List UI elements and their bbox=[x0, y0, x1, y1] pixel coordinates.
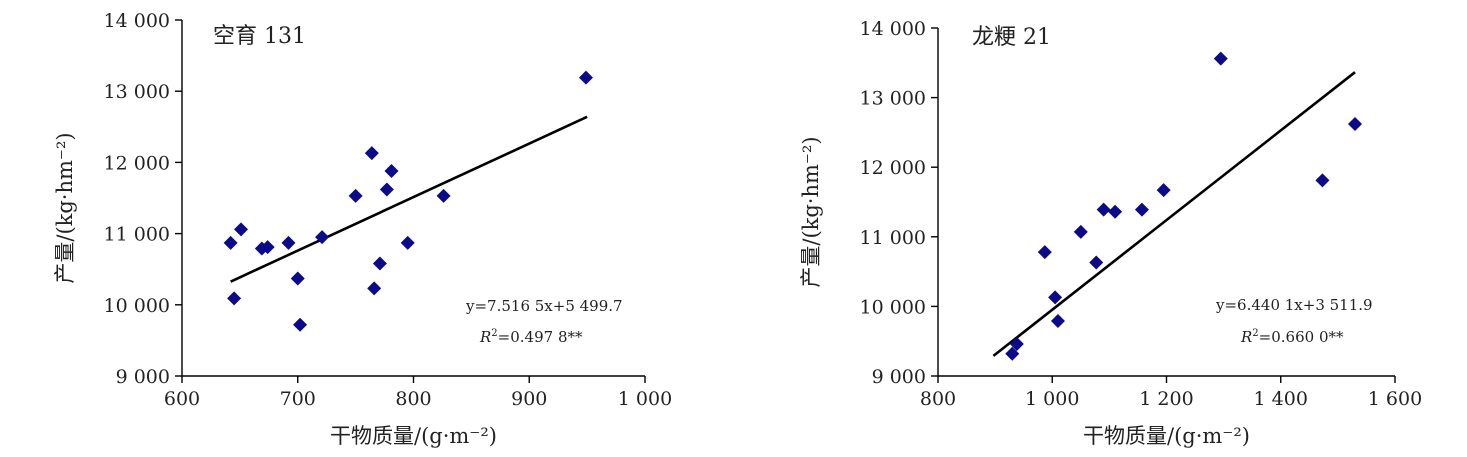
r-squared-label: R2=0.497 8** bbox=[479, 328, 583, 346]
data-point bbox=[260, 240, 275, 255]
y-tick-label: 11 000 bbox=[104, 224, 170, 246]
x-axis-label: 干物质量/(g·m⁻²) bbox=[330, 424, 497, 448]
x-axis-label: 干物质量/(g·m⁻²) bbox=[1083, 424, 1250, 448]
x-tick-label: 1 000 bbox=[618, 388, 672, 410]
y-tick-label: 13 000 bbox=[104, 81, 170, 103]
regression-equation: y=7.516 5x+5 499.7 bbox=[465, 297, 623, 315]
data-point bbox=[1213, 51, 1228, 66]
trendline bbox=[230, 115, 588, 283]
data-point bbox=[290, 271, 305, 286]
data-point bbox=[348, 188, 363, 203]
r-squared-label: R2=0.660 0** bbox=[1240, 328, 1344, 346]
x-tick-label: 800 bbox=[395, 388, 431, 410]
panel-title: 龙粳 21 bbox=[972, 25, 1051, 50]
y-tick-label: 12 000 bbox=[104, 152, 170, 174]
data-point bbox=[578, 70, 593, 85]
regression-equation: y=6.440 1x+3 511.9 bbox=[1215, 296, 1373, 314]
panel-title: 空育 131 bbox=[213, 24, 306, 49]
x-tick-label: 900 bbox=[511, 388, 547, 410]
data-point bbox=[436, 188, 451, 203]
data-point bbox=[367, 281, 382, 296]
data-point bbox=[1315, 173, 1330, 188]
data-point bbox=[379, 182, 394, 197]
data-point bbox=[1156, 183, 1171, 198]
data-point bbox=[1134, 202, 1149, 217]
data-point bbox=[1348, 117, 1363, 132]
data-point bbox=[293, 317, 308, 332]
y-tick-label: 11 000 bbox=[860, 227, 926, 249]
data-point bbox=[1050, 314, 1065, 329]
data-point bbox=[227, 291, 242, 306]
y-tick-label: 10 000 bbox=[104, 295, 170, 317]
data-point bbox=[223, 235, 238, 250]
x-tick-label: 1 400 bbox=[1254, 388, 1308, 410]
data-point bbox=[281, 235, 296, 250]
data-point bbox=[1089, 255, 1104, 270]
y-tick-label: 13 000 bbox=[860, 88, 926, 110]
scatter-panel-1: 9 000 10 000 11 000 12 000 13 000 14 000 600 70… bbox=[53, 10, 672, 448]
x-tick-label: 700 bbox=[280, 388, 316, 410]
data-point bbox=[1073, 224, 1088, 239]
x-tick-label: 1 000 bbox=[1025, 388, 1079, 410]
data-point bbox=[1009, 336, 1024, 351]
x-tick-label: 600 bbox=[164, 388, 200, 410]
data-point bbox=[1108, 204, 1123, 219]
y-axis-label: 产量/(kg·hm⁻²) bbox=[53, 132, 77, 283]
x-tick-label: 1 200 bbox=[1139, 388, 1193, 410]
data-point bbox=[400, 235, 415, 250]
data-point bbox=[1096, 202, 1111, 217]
• • • •
Reproduce every line of the records above word for word, leaving out the pictures.

List UI elements and their bbox=[x0, y0, x1, y1] pixel coordinates.
r-squared-label: R2=0.497 8** bbox=[479, 328, 583, 346]
data-point bbox=[260, 240, 275, 255]
y-tick-label: 11 000 bbox=[104, 224, 170, 246]
x-axis-label: 干物质量/(g·m⁻²) bbox=[330, 424, 497, 448]
x-axis-label: 干物质量/(g·m⁻²) bbox=[1083, 424, 1250, 448]
x-tick-label: 1 000 bbox=[618, 388, 672, 410]
y-tick-label: 13 000 bbox=[104, 81, 170, 103]
regression-equation: y=7.516 5x+5 499.7 bbox=[465, 297, 623, 315]
data-point bbox=[1213, 51, 1228, 66]
trendline bbox=[230, 115, 588, 283]
data-point bbox=[290, 271, 305, 286]
data-point bbox=[348, 188, 363, 203]
r-squared-label: R2=0.660 0** bbox=[1240, 328, 1344, 346]
x-tick-label: 800 bbox=[395, 388, 431, 410]
panel-title: 龙粳 21 bbox=[972, 25, 1051, 50]
y-tick-label: 12 000 bbox=[104, 152, 170, 174]
data-point bbox=[578, 70, 593, 85]
regression-equation: y=6.440 1x+3 511.9 bbox=[1215, 296, 1373, 314]
panel-title: 空育 131 bbox=[213, 24, 306, 49]
x-tick-label: 900 bbox=[511, 388, 547, 410]
data-point bbox=[436, 188, 451, 203]
data-point bbox=[367, 281, 382, 296]
data-point bbox=[1315, 173, 1330, 188]
data-point bbox=[379, 182, 394, 197]
data-point bbox=[1156, 183, 1171, 198]
data-point bbox=[1134, 202, 1149, 217]
data-point bbox=[1348, 117, 1363, 132]
data-point bbox=[293, 317, 308, 332]
y-tick-label: 11 000 bbox=[860, 227, 926, 249]
data-point bbox=[1050, 314, 1065, 329]
data-point bbox=[227, 291, 242, 306]
y-tick-label: 10 000 bbox=[104, 295, 170, 317]
data-point bbox=[223, 235, 238, 250]
x-tick-label: 1 400 bbox=[1254, 388, 1308, 410]
data-point bbox=[281, 235, 296, 250]
data-point bbox=[1089, 255, 1104, 270]
y-tick-label: 13 000 bbox=[860, 88, 926, 110]
scatter-panel-1: 9 000 10 000 11 000 12 000 13 000 14 000 600 70… bbox=[53, 10, 672, 448]
x-tick-label: 700 bbox=[280, 388, 316, 410]
data-point bbox=[1073, 224, 1088, 239]
x-tick-label: 1 000 bbox=[1025, 388, 1079, 410]
data-point bbox=[1009, 336, 1024, 351]
x-tick-label: 600 bbox=[164, 388, 200, 410]
data-point bbox=[1108, 204, 1123, 219]
y-axis-label: 产量/(kg·hm⁻²) bbox=[53, 132, 77, 283]
x-tick-label: 1 200 bbox=[1139, 388, 1193, 410]
data-point bbox=[400, 235, 415, 250]
data-point bbox=[1096, 202, 1111, 217]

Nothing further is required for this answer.